REQUIRED ACTIONS
(1) Answer these questions about the veterinary blog text below, marking each answer with its letter:
(a) Which three foods does the vet suggest for getting easy-to-digest protein into the discharged patient?
(b) How soon after calving is the placenta normally pushed out?
(c) What breed is the cow that Willum walks into the handling area?
(2) Extend the veterinary blog text below, starting after the final line of Willum's reply about Willum's cleansing.

Wednesday, 30 August 2017

Client Conversations #10

Working in an affluent area sometimes turns up some unexpected responses.

Discharging a patient from the hospital, this was the conversation with our tweed wearing client:

“ He’s really starting to struggle now, his blood protein is very low. We need to get some nice, easy to digest, good quality protein into him – cottage cheese, egg or chicken are all good ways of doing that.”

“Pheasant?”

Friday, 5 May 2017

Willum's cleansing

     I was up at Willum’s farm doing some routine dairy work, the main job that morning was a cleansing. This is a particularly foul task. Once a cow has calved and the calf is up and about, she then pushes out the placenta, which has become detached. This normally happens less than 8 hours after calving, although it can be up to 24hours. Usually she will then eat the lot. It’s a useful evolutionary device – less smelly bloody mess about for the wolves to track you, and it’s a lot of good nutrition that would be a shame to waste. Sometimes after calving, the placenta does not come away and remains attached to the womb, especially if the birth was difficult or the cow has a metabolic issue. This is called retained foetal membranes. It leaves the cow with a load of tissue without a blood supply hanging from her vulva. Over the next few days, it starts to decompose, and the smell is pretty horrific. 
     At the time, the recommendation was to allow the tissue to rot for a few days to soften it up, then remove as much as possible without actively tugging or causing trauma to the uterus, and following it up with a hearty dose of antibiotics. This has been a staple of the rural vet’s workload for a hundred years and more. The recommendation now is that manual removal of the retained membranes is contraindicated – don’t do it, just snip off the worst of it, leave the rest alone and it will sort itself out in time. Unless the cow is sick, she doesn’t even get antibiotics. 


     But this was back then, when we were still removing the rotting membranes from inside cows, and that was what Willum had summoned me to do this morning. He greeted me enthusiastically, grinning and giggling from the start.
“I’ve got a right ripe one for you here, kept it special for you like”
“Aye, thanks for that, you’re a pal”

     He walked a quiet Holstein Friesian into the handling area. She was a bonny cow, classic black and white markings, soft eyes, slavery nose and chin, and a deep lowing moo when you talked to her. There was a long twisted rope of flesh hanging out of her back end, flapping around her hocks. It smelled pretty bad from a distance.
“I’ve been letting it cook for a few days, get it good an ready!”
     I donned two shoulder length plastic gloves on my right arm to protect me from both the bacteria and the smell. Rubbing some lubricant on my gloved arm, I handed Willum the manky tail to hold and pushed my hand in through the vagina and up into the uterus. Immediately a hot splash of foetid liquid poured out, spattering on my boots as I gagged and retched. Willum fell about laughing.
“You know Willum, you could do this yourself, you don’t need to be paying me to do it.”
“Are you joking, man? This is the best laugh ah get aal week, it’s priceless watching you an ya wee screwed up face hurling all ower the place. I wouldna miss it for the world!”

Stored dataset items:
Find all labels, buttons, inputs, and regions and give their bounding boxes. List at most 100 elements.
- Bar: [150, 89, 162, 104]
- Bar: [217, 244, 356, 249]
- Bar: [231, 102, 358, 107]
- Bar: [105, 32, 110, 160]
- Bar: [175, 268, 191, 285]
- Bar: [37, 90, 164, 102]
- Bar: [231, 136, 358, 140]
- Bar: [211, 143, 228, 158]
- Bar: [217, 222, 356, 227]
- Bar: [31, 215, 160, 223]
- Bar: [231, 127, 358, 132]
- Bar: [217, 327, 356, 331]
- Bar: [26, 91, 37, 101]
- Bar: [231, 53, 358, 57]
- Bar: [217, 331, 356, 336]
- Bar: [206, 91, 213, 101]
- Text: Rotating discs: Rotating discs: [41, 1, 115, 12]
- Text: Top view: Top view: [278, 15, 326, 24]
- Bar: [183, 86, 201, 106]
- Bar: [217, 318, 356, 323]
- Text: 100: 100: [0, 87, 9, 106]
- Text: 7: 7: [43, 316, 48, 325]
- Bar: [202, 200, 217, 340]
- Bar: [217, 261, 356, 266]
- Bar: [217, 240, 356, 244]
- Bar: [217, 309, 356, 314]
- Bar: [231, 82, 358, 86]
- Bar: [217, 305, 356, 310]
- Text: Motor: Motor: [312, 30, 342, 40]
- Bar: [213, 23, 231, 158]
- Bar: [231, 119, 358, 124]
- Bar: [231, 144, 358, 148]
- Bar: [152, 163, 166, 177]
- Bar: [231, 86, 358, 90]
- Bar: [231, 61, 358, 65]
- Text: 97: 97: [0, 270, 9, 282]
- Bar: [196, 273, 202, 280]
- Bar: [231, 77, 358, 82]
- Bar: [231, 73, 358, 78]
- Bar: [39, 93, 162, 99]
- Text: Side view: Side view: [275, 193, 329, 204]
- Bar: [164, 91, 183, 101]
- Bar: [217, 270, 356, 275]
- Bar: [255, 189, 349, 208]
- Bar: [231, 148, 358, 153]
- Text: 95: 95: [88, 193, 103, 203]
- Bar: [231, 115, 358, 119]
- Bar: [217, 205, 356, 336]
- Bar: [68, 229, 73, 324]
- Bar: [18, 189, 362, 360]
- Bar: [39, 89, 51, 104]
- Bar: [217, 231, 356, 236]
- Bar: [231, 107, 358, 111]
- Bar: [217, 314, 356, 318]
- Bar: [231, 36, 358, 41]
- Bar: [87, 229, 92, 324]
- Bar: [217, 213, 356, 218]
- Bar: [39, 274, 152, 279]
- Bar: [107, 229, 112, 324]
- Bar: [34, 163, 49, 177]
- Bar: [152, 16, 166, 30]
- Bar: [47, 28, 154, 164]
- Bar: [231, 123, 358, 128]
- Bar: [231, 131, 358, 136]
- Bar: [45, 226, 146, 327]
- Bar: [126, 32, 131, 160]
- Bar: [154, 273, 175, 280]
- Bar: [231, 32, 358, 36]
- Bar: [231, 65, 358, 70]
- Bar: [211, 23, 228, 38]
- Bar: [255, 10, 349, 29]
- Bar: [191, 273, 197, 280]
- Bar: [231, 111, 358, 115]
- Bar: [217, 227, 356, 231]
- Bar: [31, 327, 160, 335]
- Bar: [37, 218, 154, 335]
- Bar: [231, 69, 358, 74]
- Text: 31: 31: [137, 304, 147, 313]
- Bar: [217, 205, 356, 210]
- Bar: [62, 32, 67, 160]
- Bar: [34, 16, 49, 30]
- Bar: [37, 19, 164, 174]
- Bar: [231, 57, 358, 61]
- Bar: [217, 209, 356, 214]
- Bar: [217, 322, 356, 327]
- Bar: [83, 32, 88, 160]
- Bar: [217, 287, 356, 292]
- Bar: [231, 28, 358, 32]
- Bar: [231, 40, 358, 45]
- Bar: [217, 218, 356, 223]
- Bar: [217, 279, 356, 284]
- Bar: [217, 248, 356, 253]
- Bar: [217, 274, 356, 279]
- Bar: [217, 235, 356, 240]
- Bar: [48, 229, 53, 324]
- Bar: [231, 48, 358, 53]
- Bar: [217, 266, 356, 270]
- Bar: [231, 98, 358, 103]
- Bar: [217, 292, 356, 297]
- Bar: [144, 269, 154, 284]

ANSWER SET
(1)
(a) Cottage cheese, egg or chicken.
(b) Normally less than 8 hours after calving, although it can take up to 24 hours.
(c) A Holstein Friesian.

(2)
“You’re a real bastard, you know that?” I was assaulted by another wave of hot putrid decomposing flesh, and it was all I could do to hang on to my breakfast whilst clutching the handful of membrane I had secured. I eased it off the uterine wall, removed it, flung it on the floor and went back for more. I was very high up the womb now and was reaching for something at my very fingertips, my face and body pressed up against her rump as I stretched for an extra inch when suddenly she farted and shot a full stream of faeces directly into the side of my face and down my neck, inside my waterproofs. Willum collapsed to the ground and let go of the tail, which whipped me around the face. He was laughing so hard he couldn’t even stand up to help me. My lips were clamped shut, desperately trying to keep the muck out of my mouth. My ear was full of hot cowshit. I brought my left hand up and used the side of my finger to scrape everything clear of my mouth so I could breathe. Willum, dying of mirth managed to pass me a handful of paper towel, tears rolling down his cheeks, gasping for air between guffaws of laughter. I rubbed the worst off my face, still inside the cow up to my shoulder.

     “You Bastard.” I was not impressed, which made it even funnier for him. He was trying to apologise, but still weak with laughter I could barely hear him wheezing out “Sorry, but…”

     I finished up as quickly as possible and stood dejectedly in the yard. It was only lunchtime and I was filthy. Willum’s mother came out from the house, over to where we were standing.
“You’d better come in for a clean up and a bit o dinner, you’ve earned your bait the day lass!”



     I kept a spare shirt in the car, so I put away my kit, stripped off as much as modesty allowed into a mucky pile on the ground behind the car, and headed into the house. The bathroom was basic and pretty ancient. There was brown shaggy carpet on the floor with a crusty path worn through it, a freestanding bath and a chipped pink sink boasting a sliver of gritty soap. I took off the rest of my filthy clothes and set to work trying to clean myself up as best I could. The soap was Cusson’s Imperial Leather, an old cracked impenetrable bar with sand wedged deep into the seams on the fissured surface. It was about 40% label, that rigid square they set into the branded bars. It wouldn’t lather in the hard water. I dried myself with a stiff, scratchy towel and put on my fresh shirt. I thought I looked okay given the circumstances. I gave my hand a quick test sniff and recoiled in horror. My whole arm was stinking. 

     I felt better after a proper cooked lunch; knowing how awful the job was going to be they had even made me some trifle. After a bit of joshing over the table, I made my way back to the surgery.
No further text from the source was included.